[start DOCUMENT]

Scheme - function to count occurrences of atom in argument

Question

I'm new to scheme and trying to learn functions. I want to create a function where I can count all occurrences of the atom "a" in an argument. This is what I have written so far. I'm not sure what to write in the third condition. Please help out.

(define (count-a arg)
   (COND
     ((null? arg) 0)
     ((eq? arg 'a) 1)
     ((list? arg) ( ___ + ( ___ count-a arg)))
     (else 0)
     
))

This is the output i want:

(count-a 'a) 1

(count-a 'aa) 0

(count-a '(a)) 1

(count-a '(ab c) 0

(count-a '(a (b c) (c (d a) a) (((a b))))) 5

Answer 1

Welcome to Stack Overflow!

Solution:

(define (count-a  arg)
  (cond ((null? arg) 0)
        ((not (pair? arg)) 
          (if (equal? arg 'a)
              1
              0))
        ;; At this point we know arg is a pair, and we recurse.
        (else (+ (count-a (car arg)) (count-a (cdr arg))))))

Test:

Here are the tests you specified, compressed into a single line.

;; Chibi-Scheme REPL - other implementations might look different.
> (map  count-a '(a aa (a) (ab c) (a (b c) (c (d a) a) (((a b))))))
(1 0 1 0 4)

You didn't say what you want to happen if arg is a dotted pair. But let's check it out just for fun.

> (map count-a '((ab . '()) (ab . a) (a . a)))
(0 1 2)

So when I run your last test on my code, it yields 4 where you expected 5. I maintain that my code is correct and your test specification is incorrect, as there are only four instances of 'a in the argument of count-a.

Discussion:

You specified in your headline that the thing the count-a function will be counting is an atom. So you have to check whether arg is an atom or not. Since Scheme doesn't have an atom? function, I'll assume that an atom is anything that's not '() and not a pair. (This is consistent with the atom function of Common Lisp, as well as other Lisp dialects.)

Since your code already deals with arg being '(), we only have to deal with arg being, or not being a pair.

If arg is not a pair and (equal? arg 'a), then (count-a arg) equals 1. Else, it equals 0.

If arg is a pair, we can recurse into car arg) and (cdr arg), however deeply nested arg may be, and increase our count whenever we find an atom that equals a.

Hope that helps.

Answer 2

(___ + ( ___ count-a arg)) doesn't seem right to me. Remember Scheme is a prefix language. It's (+ 1 2 3) instead of 1 + 2 + 3.

In the third one you have two lists parts. eg. '(a a) so you need to call count-a on the car and on the cdr of the list and add the results together. eg. (count-a '(a a)) should give the same result as (+ (count-a 'a) (count-a '(a))

Good luck

[end DOCUMENT]

## DIRECTIVE 1
In the Scheme counting thread above, what result does the first answer's code give for the asker's last test case?

[start ENTRIES PROVIDED]

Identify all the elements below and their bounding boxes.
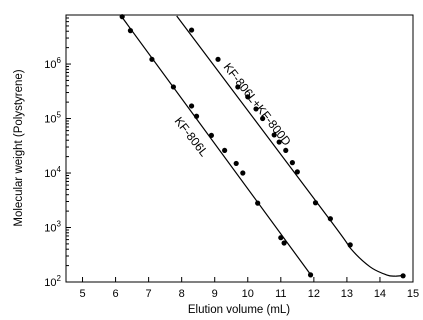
x-tick-label: 10	[242, 288, 254, 300]
series-label-kf-806l: KF-806L	[172, 114, 212, 159]
data-points	[119, 14, 406, 279]
data-point-series-1	[327, 216, 333, 222]
x-tick-label: 9	[212, 288, 218, 300]
y-axis-title: Molecular weight (Polystyrene)	[13, 69, 25, 226]
y-tick-label: 103	[44, 220, 61, 235]
x-tick-label: 7	[146, 288, 152, 300]
data-point-series-1	[253, 106, 259, 112]
x-tick-label: 5	[79, 288, 85, 300]
x-tick-label: 6	[113, 288, 119, 300]
data-point-series-0	[278, 235, 284, 241]
data-point-series-1	[276, 139, 282, 145]
data-point-series-1	[271, 132, 277, 138]
data-point-series-0	[208, 132, 215, 139]
data-point-series-0	[240, 170, 246, 176]
data-point-series-0	[255, 200, 261, 206]
x-tick-label: 8	[179, 288, 185, 300]
data-point-series-1	[188, 27, 195, 33]
x-tick-label: 14	[374, 288, 386, 300]
data-point-series-0	[222, 147, 228, 154]
series-label-kf-806l-kf-800d: KF-806L+KF-800D	[221, 60, 294, 149]
x-tick-label: 13	[341, 288, 353, 300]
data-point-series-1	[245, 94, 251, 100]
data-point-series-1	[215, 56, 221, 62]
y-tick-label: 105	[44, 111, 61, 126]
data-point-series-1	[312, 200, 319, 206]
data-point-series-1	[294, 169, 300, 175]
x-axis-title: Elution volume (mL)	[188, 304, 290, 316]
x-tick-label: 12	[308, 288, 320, 300]
data-point-series-1	[289, 160, 295, 166]
data-point-series-1	[283, 147, 289, 154]
data-point-series-1	[400, 273, 406, 279]
data-point-series-1	[347, 242, 353, 248]
plot-frame	[65, 14, 414, 283]
data-point-series-0	[127, 28, 134, 34]
data-point-series-0	[193, 113, 200, 119]
data-point-series-0	[307, 272, 314, 278]
y-tick-label: 102	[44, 274, 61, 289]
data-point-series-0	[188, 103, 195, 109]
data-point-series-1	[260, 115, 266, 122]
data-point-series-1	[235, 84, 241, 90]
x-axis: 5 6 7 8 9 10 11 12 13 14 15	[79, 277, 419, 300]
data-point-series-0	[119, 14, 125, 20]
data-point-series-0	[170, 84, 177, 90]
y-axis: 102 103 104 105 106	[44, 17, 71, 289]
data-point-series-0	[233, 160, 239, 167]
data-point-series-0	[149, 56, 155, 62]
fit-curves	[120, 14, 404, 278]
x-tick-label: 11	[275, 288, 286, 300]
fit-curve-series-1	[176, 15, 404, 277]
y-tick-label: 106	[44, 56, 61, 71]
y-tick-label: 104	[44, 165, 61, 180]
x-tick-label: 15	[407, 288, 419, 300]
data-point-series-0	[281, 240, 287, 246]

[end ENTRIES PROVIDED]

## DIRECTIVE 2
Output every line of the listing above, from the line containing "288, 254, 300]" down through the line containing "56, 221, 62]", with both of those lines included.

## WRITTEN SOLUTION 1
It gives 4, where the asker expected 5.

## WRITTEN SOLUTION 2
x-tick-label: 10	[242, 288, 254, 300]
series-label-kf-806l: KF-806L	[172, 114, 212, 159]
data-points	[119, 14, 406, 279]
data-point-series-1	[327, 216, 333, 222]
x-tick-label: 9	[212, 288, 218, 300]
y-axis-title: Molecular weight (Polystyrene)	[13, 69, 25, 226]
y-tick-label: 103	[44, 220, 61, 235]
x-tick-label: 7	[146, 288, 152, 300]
data-point-series-1	[253, 106, 259, 112]
x-tick-label: 5	[79, 288, 85, 300]
x-tick-label: 6	[113, 288, 119, 300]
data-point-series-0	[278, 235, 284, 241]
data-point-series-1	[276, 139, 282, 145]
data-point-series-1	[271, 132, 277, 138]
data-point-series-0	[208, 132, 215, 139]
data-point-series-0	[240, 170, 246, 176]
data-point-series-0	[255, 200, 261, 206]
x-tick-label: 8	[179, 288, 185, 300]
data-point-series-1	[188, 27, 195, 33]
x-tick-label: 14	[374, 288, 386, 300]
data-point-series-0	[222, 147, 228, 154]
series-label-kf-806l-kf-800d: KF-806L+KF-800D	[221, 60, 294, 149]
x-tick-label: 13	[341, 288, 353, 300]
data-point-series-1	[245, 94, 251, 100]
data-point-series-1	[215, 56, 221, 62]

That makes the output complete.